The task => Only a number is expected: how many lines in the data below contain the word "aqui".

Listing =>
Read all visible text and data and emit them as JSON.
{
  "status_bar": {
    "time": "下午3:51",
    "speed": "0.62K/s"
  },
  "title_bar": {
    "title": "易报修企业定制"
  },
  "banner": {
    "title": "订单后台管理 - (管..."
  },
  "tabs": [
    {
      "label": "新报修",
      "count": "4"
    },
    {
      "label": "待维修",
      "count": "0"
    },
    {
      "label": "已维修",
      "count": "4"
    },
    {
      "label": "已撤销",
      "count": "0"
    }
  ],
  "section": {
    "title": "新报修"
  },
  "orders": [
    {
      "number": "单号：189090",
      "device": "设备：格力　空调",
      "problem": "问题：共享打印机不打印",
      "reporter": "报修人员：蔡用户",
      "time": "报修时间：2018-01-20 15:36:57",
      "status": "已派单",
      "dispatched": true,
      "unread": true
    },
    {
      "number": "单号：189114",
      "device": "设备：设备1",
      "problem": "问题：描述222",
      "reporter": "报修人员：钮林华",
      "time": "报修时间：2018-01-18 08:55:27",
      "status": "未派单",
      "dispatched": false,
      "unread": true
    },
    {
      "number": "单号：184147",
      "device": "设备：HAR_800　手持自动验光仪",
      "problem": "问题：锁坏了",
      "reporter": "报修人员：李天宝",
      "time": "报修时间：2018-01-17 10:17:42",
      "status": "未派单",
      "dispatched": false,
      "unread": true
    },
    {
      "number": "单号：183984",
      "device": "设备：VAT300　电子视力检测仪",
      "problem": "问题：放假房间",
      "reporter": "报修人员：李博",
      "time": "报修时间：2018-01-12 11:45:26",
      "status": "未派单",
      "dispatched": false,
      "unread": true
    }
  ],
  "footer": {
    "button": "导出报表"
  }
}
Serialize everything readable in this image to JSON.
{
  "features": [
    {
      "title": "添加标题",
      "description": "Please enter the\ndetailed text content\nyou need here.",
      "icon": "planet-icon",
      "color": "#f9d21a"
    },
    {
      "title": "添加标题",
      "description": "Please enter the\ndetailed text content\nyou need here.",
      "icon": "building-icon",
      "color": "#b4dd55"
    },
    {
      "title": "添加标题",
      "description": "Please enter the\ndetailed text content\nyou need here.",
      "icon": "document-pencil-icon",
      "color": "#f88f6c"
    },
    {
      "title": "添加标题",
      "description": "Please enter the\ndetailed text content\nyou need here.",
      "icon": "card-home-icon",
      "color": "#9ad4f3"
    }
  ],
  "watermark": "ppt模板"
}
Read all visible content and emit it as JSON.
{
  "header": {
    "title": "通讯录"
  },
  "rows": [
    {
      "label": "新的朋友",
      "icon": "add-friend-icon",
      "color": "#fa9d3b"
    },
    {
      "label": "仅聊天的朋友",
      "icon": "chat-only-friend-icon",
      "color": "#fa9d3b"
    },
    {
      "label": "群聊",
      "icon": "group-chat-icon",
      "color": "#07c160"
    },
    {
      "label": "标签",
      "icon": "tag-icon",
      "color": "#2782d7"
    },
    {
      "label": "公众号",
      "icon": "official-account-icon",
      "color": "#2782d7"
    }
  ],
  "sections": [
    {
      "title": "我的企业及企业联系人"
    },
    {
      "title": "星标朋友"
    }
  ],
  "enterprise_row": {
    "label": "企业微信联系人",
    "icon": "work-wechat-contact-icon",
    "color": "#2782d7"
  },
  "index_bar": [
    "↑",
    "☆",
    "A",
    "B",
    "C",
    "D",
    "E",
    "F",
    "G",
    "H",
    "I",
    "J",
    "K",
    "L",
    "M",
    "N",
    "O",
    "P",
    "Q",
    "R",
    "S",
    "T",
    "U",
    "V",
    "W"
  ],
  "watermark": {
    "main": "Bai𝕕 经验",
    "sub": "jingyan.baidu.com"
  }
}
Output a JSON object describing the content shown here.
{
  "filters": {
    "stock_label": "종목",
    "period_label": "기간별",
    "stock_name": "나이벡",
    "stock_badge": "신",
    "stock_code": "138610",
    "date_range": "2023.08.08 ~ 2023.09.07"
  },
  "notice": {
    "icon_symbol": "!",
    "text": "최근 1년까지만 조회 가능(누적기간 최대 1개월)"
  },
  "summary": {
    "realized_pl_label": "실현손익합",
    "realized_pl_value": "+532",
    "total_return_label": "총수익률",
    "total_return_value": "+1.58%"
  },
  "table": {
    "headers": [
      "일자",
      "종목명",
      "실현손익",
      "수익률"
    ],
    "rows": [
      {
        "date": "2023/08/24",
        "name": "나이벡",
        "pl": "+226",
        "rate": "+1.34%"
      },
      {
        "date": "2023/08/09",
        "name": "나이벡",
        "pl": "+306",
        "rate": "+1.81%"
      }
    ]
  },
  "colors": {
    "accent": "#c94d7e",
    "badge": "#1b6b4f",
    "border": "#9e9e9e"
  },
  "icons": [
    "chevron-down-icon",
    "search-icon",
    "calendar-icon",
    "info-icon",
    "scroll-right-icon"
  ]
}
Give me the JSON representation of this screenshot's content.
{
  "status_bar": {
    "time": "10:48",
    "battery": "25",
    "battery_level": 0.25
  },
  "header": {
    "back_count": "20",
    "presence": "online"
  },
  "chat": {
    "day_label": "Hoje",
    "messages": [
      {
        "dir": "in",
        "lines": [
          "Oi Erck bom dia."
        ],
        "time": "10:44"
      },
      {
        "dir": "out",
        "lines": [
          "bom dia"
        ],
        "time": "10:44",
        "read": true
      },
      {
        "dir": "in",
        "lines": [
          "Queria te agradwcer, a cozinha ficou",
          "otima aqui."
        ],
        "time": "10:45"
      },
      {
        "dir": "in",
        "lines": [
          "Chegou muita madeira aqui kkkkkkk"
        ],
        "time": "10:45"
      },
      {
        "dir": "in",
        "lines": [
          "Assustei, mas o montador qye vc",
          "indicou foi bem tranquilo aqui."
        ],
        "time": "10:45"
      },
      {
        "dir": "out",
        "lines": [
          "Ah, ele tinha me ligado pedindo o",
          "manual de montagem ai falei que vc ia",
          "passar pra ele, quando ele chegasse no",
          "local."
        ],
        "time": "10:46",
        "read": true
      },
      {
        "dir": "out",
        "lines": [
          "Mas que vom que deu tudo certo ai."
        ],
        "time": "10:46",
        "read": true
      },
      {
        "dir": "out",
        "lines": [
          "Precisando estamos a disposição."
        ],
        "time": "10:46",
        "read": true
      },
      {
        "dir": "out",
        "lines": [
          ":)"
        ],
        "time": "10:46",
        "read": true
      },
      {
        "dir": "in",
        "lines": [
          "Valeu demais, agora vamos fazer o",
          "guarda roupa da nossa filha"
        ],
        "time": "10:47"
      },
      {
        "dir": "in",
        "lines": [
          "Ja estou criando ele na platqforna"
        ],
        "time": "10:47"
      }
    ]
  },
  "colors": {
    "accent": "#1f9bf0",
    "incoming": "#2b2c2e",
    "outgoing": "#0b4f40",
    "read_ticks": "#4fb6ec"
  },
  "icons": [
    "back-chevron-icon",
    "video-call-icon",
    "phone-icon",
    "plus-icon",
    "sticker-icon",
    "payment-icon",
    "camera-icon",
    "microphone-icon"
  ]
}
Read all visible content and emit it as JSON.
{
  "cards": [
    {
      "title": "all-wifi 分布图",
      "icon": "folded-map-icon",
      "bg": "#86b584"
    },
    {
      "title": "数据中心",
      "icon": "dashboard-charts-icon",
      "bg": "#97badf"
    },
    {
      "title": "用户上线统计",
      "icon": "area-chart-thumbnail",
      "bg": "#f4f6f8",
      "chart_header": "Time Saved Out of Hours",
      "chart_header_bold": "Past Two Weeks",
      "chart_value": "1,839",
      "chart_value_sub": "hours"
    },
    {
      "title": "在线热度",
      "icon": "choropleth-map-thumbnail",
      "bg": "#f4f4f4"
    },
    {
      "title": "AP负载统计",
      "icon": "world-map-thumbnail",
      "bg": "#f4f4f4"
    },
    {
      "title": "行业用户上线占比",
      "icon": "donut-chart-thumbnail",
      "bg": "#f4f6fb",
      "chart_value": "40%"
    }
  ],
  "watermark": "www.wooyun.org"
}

Problem solution => 3